Work to do =
Please reproduce every record, keeping each one exactly as written.

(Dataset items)

▬▬▬▬▬▬

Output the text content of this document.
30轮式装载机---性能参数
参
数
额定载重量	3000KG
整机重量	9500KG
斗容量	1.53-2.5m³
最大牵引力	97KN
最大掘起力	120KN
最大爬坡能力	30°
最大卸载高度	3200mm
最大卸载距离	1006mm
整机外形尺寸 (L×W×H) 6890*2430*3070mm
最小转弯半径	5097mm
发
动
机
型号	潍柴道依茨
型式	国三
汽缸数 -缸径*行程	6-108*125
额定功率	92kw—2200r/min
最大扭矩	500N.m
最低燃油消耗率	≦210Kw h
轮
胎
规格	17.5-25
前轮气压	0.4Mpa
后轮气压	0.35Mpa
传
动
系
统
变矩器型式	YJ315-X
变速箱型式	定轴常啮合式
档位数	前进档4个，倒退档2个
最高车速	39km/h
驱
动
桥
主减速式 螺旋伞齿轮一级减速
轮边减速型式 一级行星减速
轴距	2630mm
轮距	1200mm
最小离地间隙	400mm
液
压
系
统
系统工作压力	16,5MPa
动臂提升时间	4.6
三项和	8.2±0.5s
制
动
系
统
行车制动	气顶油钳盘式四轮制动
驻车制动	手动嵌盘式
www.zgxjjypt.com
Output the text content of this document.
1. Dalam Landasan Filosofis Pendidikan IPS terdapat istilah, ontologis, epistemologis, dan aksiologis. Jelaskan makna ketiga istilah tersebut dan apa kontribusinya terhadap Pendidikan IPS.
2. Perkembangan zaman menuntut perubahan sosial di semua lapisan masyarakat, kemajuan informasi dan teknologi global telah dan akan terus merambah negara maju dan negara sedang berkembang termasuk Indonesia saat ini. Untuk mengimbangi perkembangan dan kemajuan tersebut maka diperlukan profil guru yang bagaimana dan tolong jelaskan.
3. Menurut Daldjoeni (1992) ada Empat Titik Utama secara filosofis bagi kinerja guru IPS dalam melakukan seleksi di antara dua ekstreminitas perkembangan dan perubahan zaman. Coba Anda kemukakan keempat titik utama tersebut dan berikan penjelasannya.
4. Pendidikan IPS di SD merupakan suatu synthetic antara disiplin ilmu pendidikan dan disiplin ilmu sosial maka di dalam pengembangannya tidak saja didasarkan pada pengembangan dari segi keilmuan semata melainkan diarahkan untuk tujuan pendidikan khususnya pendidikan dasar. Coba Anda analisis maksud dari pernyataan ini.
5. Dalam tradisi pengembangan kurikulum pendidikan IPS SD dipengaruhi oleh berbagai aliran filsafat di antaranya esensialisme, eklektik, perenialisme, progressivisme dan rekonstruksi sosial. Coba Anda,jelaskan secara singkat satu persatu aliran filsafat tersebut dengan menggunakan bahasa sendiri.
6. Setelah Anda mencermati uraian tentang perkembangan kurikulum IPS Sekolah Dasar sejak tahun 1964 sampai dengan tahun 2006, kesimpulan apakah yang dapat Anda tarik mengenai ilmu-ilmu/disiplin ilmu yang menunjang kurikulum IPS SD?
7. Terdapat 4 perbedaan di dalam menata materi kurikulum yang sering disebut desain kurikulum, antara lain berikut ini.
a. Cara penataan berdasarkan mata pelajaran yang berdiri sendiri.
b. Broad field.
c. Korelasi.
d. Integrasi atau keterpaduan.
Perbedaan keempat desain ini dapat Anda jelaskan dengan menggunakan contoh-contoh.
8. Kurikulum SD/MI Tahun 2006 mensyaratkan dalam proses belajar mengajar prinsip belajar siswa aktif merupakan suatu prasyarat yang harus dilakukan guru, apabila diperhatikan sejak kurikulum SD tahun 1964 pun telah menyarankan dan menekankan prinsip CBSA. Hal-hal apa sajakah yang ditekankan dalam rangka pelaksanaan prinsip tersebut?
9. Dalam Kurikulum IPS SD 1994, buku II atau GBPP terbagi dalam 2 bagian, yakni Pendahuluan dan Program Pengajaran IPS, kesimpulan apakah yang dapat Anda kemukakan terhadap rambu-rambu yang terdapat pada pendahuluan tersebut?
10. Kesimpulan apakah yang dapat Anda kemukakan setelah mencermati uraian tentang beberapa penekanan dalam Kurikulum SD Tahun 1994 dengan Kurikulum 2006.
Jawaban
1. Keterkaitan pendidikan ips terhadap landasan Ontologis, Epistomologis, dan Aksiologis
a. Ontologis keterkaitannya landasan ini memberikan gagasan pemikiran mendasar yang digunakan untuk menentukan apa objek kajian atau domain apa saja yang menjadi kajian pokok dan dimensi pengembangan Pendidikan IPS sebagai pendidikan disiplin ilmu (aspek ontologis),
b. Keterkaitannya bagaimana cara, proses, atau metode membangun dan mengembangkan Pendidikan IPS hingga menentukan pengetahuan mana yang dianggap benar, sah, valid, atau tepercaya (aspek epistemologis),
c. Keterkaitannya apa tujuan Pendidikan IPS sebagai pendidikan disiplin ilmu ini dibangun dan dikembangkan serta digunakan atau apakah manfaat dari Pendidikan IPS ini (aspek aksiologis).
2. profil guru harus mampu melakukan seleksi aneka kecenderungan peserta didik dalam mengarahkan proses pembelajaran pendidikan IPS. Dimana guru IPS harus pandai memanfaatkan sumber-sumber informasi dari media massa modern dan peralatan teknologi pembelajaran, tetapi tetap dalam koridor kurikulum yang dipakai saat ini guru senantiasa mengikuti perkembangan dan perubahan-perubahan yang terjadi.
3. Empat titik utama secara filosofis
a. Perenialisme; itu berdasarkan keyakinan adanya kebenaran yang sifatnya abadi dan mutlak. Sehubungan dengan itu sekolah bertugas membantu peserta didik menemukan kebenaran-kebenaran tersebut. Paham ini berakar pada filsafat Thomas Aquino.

▬▬▬▬▬▬

Problem solution =
Output the text content of this document.
30轮式装载机---性能参数
参
数
额定载重量	3000KG
整机重量	9500KG
斗容量	1.53-2.5m³
最大牵引力	97KN
最大掘起力	120KN
最大爬坡能力	30°
最大卸载高度	3200mm
最大卸载距离	1006mm
整机外形尺寸 (L×W×H) 6890*2430*3070mm
最小转弯半径	5097mm
发
动
机
型号	潍柴道依茨
型式	国三
汽缸数 -缸径*行程	6-108*125
额定功率	92kw—2200r/min
最大扭矩	500N.m
最低燃油消耗率	≦210Kw h
轮
胎
规格	17.5-25
前轮气压	0.4Mpa
后轮气压	0.35Mpa
传
动
系
统
变矩器型式	YJ315-X
变速箱型式	定轴常啮合式
档位数	前进档4个，倒退档2个
最高车速	39km/h
驱
动
桥
主减速式 螺旋伞齿轮一级减速
轮边减速型式 一级行星减速
轴距	2630mm
轮距	1200mm
最小离地间隙	400mm
液
压
系
统
系统工作压力	16,5MPa
动臂提升时间	4.6
三项和	8.2±0.5s
制
动
系
统
行车制动	气顶油钳盘式四轮制动
驻车制动	手动嵌盘式
www.zgxjjypt.com
Output the text content of this document.
1. Dalam Landasan Filosofis Pendidikan IPS terdapat istilah, ontologis, epistemologis, dan aksiologis. Jelaskan makna ketiga istilah tersebut dan apa kontribusinya terhadap Pendidikan IPS.
2. Perkembangan zaman menuntut perubahan sosial di semua lapisan masyarakat, kemajuan informasi dan teknologi global telah dan akan terus merambah negara maju dan negara sedang berkembang termasuk Indonesia saat ini. Untuk mengimbangi perkembangan dan kemajuan tersebut maka diperlukan profil guru yang bagaimana dan tolong jelaskan.
3. Menurut Daldjoeni (1992) ada Empat Titik Utama secara filosofis bagi kinerja guru IPS dalam melakukan seleksi di antara dua ekstreminitas perkembangan dan perubahan zaman. Coba Anda kemukakan keempat titik utama tersebut dan berikan penjelasannya.
4. Pendidikan IPS di SD merupakan suatu synthetic antara disiplin ilmu pendidikan dan disiplin ilmu sosial maka di dalam pengembangannya tidak saja didasarkan pada pengembangan dari segi keilmuan semata melainkan diarahkan untuk tujuan pendidikan khususnya pendidikan dasar. Coba Anda analisis maksud dari pernyataan ini.
5. Dalam tradisi pengembangan kurikulum pendidikan IPS SD dipengaruhi oleh berbagai aliran filsafat di antaranya esensialisme, eklektik, perenialisme, progressivisme dan rekonstruksi sosial. Coba Anda,jelaskan secara singkat satu persatu aliran filsafat tersebut dengan menggunakan bahasa sendiri.
6. Setelah Anda mencermati uraian tentang perkembangan kurikulum IPS Sekolah Dasar sejak tahun 1964 sampai dengan tahun 2006, kesimpulan apakah yang dapat Anda tarik mengenai ilmu-ilmu/disiplin ilmu yang menunjang kurikulum IPS SD?
7. Terdapat 4 perbedaan di dalam menata materi kurikulum yang sering disebut desain kurikulum, antara lain berikut ini.
a. Cara penataan berdasarkan mata pelajaran yang berdiri sendiri.
b. Broad field.
c. Korelasi.
d. Integrasi atau keterpaduan.
Perbedaan keempat desain ini dapat Anda jelaskan dengan menggunakan contoh-contoh.
8. Kurikulum SD/MI Tahun 2006 mensyaratkan dalam proses belajar mengajar prinsip belajar siswa aktif merupakan suatu prasyarat yang harus dilakukan guru, apabila diperhatikan sejak kurikulum SD tahun 1964 pun telah menyarankan dan menekankan prinsip CBSA. Hal-hal apa sajakah yang ditekankan dalam rangka pelaksanaan prinsip tersebut?
9. Dalam Kurikulum IPS SD 1994, buku II atau GBPP terbagi dalam 2 bagian, yakni Pendahuluan dan Program Pengajaran IPS, kesimpulan apakah yang dapat Anda kemukakan terhadap rambu-rambu yang terdapat pada pendahuluan tersebut?
10. Kesimpulan apakah yang dapat Anda kemukakan setelah mencermati uraian tentang beberapa penekanan dalam Kurikulum SD Tahun 1994 dengan Kurikulum 2006.
Jawaban
1. Keterkaitan pendidikan ips terhadap landasan Ontologis, Epistomologis, dan Aksiologis
a. Ontologis keterkaitannya landasan ini memberikan gagasan pemikiran mendasar yang digunakan untuk menentukan apa objek kajian atau domain apa saja yang menjadi kajian pokok dan dimensi pengembangan Pendidikan IPS sebagai pendidikan disiplin ilmu (aspek ontologis),
b. Keterkaitannya bagaimana cara, proses, atau metode membangun dan mengembangkan Pendidikan IPS hingga menentukan pengetahuan mana yang dianggap benar, sah, valid, atau tepercaya (aspek epistemologis),
c. Keterkaitannya apa tujuan Pendidikan IPS sebagai pendidikan disiplin ilmu ini dibangun dan dikembangkan serta digunakan atau apakah manfaat dari Pendidikan IPS ini (aspek aksiologis).
2. profil guru harus mampu melakukan seleksi aneka kecenderungan peserta didik dalam mengarahkan proses pembelajaran pendidikan IPS. Dimana guru IPS harus pandai memanfaatkan sumber-sumber informasi dari media massa modern dan peralatan teknologi pembelajaran, tetapi tetap dalam koridor kurikulum yang dipakai saat ini guru senantiasa mengikuti perkembangan dan perubahan-perubahan yang terjadi.
3. Empat titik utama secara filosofis
a. Perenialisme; itu berdasarkan keyakinan adanya kebenaran yang sifatnya abadi dan mutlak. Sehubungan dengan itu sekolah bertugas membantu peserta didik menemukan kebenaran-kebenaran tersebut. Paham ini berakar pada filsafat Thomas Aquino.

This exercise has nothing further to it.